● **Written task**:
Images embedded in the records are excluded; print everything else exactly as given.

▽

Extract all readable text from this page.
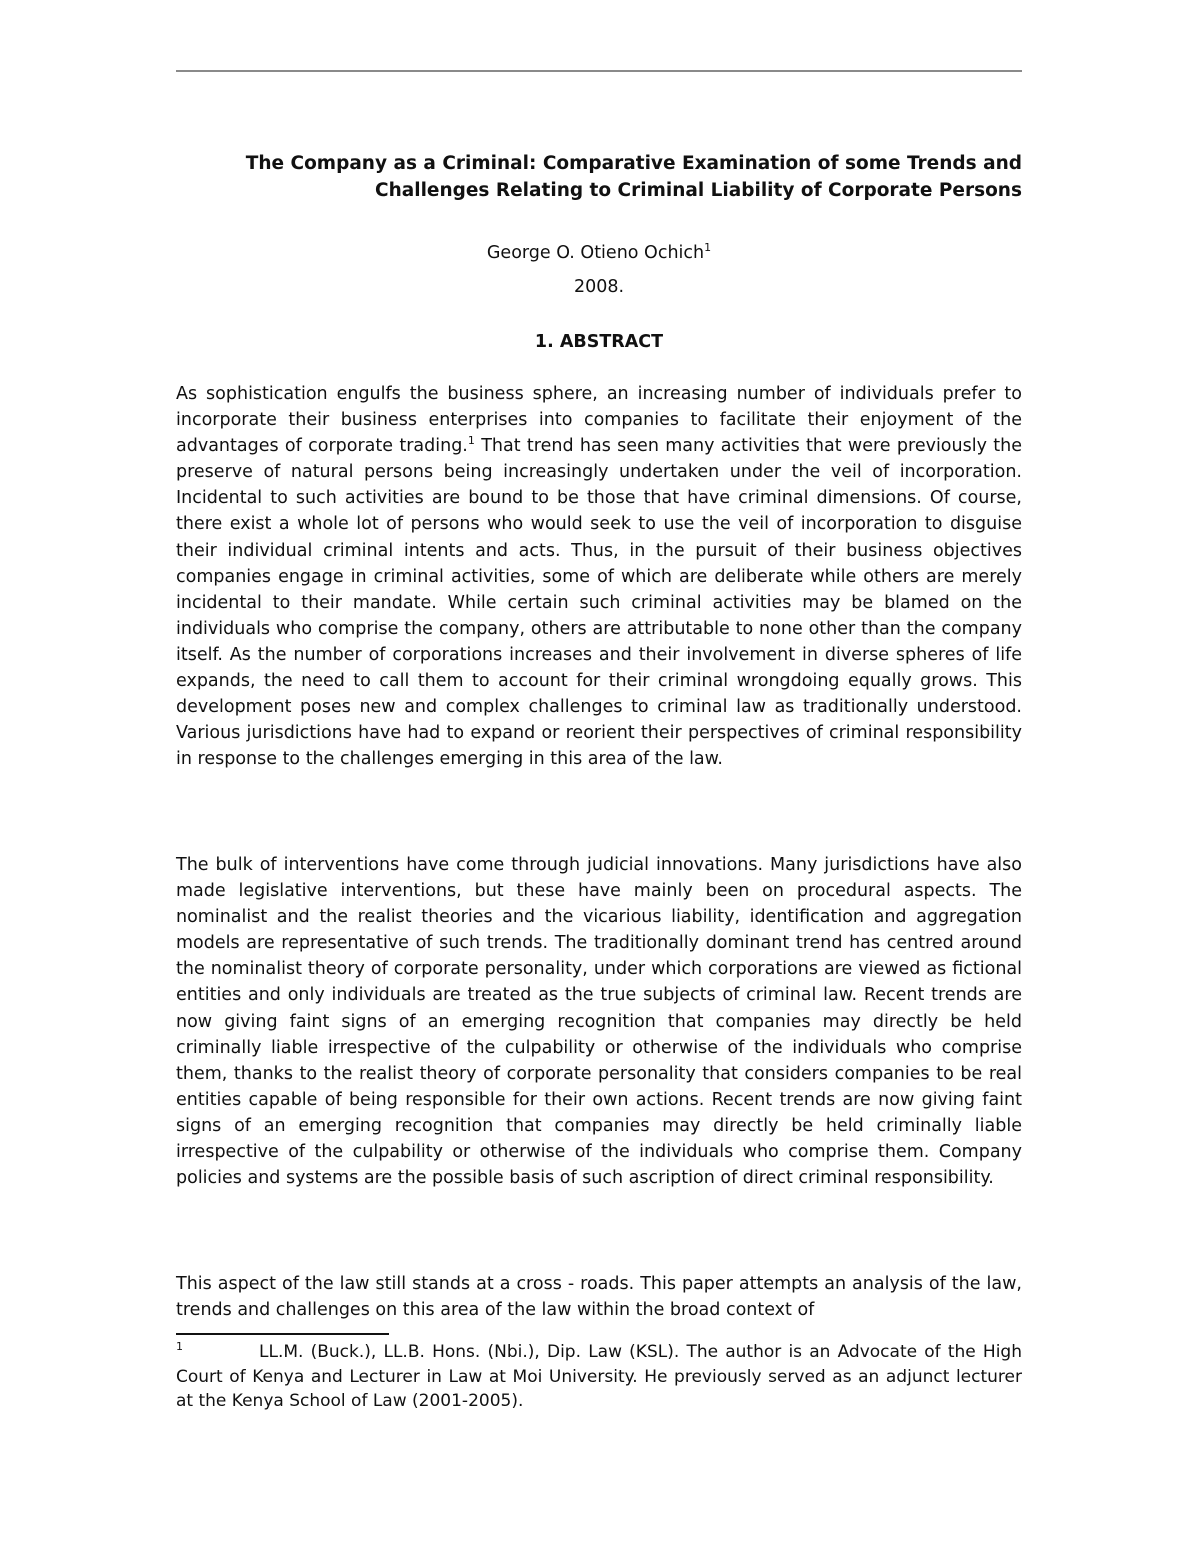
The Company as a Criminal: Comparative Examination of some Trends and Challenges Relating to Criminal Liability of Corporate Persons

George O. Otieno Ochich$^1$

2008.

1. ABSTRACT

As sophistication engulfs the business sphere, an increasing number of individuals prefer to incorporate their business enterprises into companies to facilitate their enjoyment of the advantages of corporate trading.$^1$ That trend has seen many activities that were previously the preserve of natural persons being increasingly undertaken under the veil of incorporation. Incidental to such activities are bound to be those that have criminal dimensions. Of course, there exist a whole lot of persons who would seek to use the veil of incorporation to disguise their individual criminal intents and acts. Thus, in the pursuit of their business objectives companies engage in criminal activities, some of which are deliberate while others are merely incidental to their mandate. While certain such criminal activities may be blamed on the individuals who comprise the company, others are attributable to none other than the company itself. As the number of corporations increases and their involvement in diverse spheres of life expands, the need to call them to account for their criminal wrongdoing equally grows. This development poses new and complex challenges to criminal law as traditionally understood. Various jurisdictions have had to expand or reorient their perspectives of criminal responsibility in response to the challenges emerging in this area of the law.

The bulk of interventions have come through judicial innovations. Many jurisdictions have also made legislative interventions, but these have mainly been on procedural aspects. The nominalist and the realist theories and the vicarious liability, identification and aggregation models are representative of such trends. The traditionally dominant trend has centred around the nominalist theory of corporate personality, under which corporations are viewed as fictional entities and only individuals are treated as the true subjects of criminal law. Recent trends are now giving faint signs of an emerging recognition that companies may directly be held criminally liable irrespective of the culpability or otherwise of the individuals who comprise them, thanks to the realist theory of corporate personality that considers companies to be real entities capable of being responsible for their own actions. Recent trends are now giving faint signs of an emerging recognition that companies may directly be held criminally liable irrespective of the culpability or otherwise of the individuals who comprise them. Company policies and systems are the possible basis of such ascription of direct criminal responsibility.

This aspect of the law still stands at a cross - roads. This paper attempts an analysis of the law, trends and challenges on this area of the law within the broad context of

1	LL.M. (Buck.), LL.B. Hons. (Nbi.), Dip. Law (KSL). The author is an Advocate of the High Court of Kenya and Lecturer in Law at Moi University. He previously served as an adjunct lecturer at the Kenya School of Law (2001-2005).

△

● **Exercise response**:
Extract all readable text from this page.
The Company as a Criminal: Comparative Examination of some Trends and Challenges Relating to Criminal Liability of Corporate Persons

George O. Otieno Ochich$^1$

2008.

1. ABSTRACT

As sophistication engulfs the business sphere, an increasing number of individuals prefer to incorporate their business enterprises into companies to facilitate their enjoyment of the advantages of corporate trading.$^1$ That trend has seen many activities that were previously the preserve of natural persons being increasingly undertaken under the veil of incorporation. Incidental to such activities are bound to be those that have criminal dimensions. Of course, there exist a whole lot of persons who would seek to use the veil of incorporation to disguise their individual criminal intents and acts. Thus, in the pursuit of their business objectives companies engage in criminal activities, some of which are deliberate while others are merely incidental to their mandate. While certain such criminal activities may be blamed on the individuals who comprise the company, others are attributable to none other than the company itself. As the number of corporations increases and their involvement in diverse spheres of life expands, the need to call them to account for their criminal wrongdoing equally grows. This development poses new and complex challenges to criminal law as traditionally understood. Various jurisdictions have had to expand or reorient their perspectives of criminal responsibility in response to the challenges emerging in this area of the law.

The bulk of interventions have come through judicial innovations. Many jurisdictions have also made legislative interventions, but these have mainly been on procedural aspects. The nominalist and the realist theories and the vicarious liability, identification and aggregation models are representative of such trends. The traditionally dominant trend has centred around the nominalist theory of corporate personality, under which corporations are viewed as fictional entities and only individuals are treated as the true subjects of criminal law. Recent trends are now giving faint signs of an emerging recognition that companies may directly be held criminally liable irrespective of the culpability or otherwise of the individuals who comprise them, thanks to the realist theory of corporate personality that considers companies to be real entities capable of being responsible for their own actions. Recent trends are now giving faint signs of an emerging recognition that companies may directly be held criminally liable irrespective of the culpability or otherwise of the individuals who comprise them. Company policies and systems are the possible basis of such ascription of direct criminal responsibility.

This aspect of the law still stands at a cross - roads. This paper attempts an analysis of the law, trends and challenges on this area of the law within the broad context of

1	LL.M. (Buck.), LL.B. Hons. (Nbi.), Dip. Law (KSL). The author is an Advocate of the High Court of Kenya and Lecturer in Law at Moi University. He previously served as an adjunct lecturer at the Kenya School of Law (2001-2005).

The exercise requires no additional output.